## THE PROBLEM
Select the lines that contain "Regulated" and copy each of them.

## EXERCISE INPUT
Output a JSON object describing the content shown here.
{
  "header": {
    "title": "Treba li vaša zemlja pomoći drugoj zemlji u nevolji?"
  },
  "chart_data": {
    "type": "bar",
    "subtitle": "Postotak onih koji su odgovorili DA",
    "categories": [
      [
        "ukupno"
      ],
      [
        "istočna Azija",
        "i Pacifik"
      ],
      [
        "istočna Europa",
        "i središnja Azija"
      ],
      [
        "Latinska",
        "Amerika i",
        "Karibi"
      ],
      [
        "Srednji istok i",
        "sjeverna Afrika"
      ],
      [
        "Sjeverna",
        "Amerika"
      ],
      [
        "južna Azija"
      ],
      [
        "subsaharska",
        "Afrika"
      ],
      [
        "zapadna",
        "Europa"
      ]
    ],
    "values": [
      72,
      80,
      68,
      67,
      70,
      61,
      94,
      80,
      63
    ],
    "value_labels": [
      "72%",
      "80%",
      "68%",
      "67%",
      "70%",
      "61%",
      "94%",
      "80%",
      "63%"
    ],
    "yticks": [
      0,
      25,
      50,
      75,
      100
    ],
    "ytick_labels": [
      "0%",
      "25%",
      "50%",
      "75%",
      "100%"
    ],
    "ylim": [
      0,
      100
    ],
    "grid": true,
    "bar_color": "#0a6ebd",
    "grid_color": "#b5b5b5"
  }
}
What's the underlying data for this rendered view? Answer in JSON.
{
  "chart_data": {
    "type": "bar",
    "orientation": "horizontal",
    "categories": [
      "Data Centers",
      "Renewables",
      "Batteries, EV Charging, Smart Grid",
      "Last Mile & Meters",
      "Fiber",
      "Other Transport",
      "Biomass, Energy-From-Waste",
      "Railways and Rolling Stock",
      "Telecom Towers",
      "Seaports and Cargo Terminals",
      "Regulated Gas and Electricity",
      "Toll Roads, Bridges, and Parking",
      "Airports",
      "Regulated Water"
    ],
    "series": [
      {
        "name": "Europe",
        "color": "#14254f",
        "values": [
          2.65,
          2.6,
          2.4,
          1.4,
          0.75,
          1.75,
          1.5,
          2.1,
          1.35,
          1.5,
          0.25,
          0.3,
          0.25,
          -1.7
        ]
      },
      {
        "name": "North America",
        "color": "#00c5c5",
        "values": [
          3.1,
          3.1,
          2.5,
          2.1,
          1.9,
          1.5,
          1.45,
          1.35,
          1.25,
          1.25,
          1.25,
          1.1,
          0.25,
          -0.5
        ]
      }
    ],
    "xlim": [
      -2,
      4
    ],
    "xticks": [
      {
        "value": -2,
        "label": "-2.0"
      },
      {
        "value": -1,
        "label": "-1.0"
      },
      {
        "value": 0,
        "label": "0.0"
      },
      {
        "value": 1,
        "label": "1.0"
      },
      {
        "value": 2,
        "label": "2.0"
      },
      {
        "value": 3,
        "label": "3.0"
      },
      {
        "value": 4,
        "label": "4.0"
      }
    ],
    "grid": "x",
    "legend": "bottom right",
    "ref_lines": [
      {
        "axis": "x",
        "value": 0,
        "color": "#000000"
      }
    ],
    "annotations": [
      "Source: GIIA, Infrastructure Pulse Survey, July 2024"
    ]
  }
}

## EXPECTED ANSWER
      "Regulated Gas and Electricity",
      "Regulated Water"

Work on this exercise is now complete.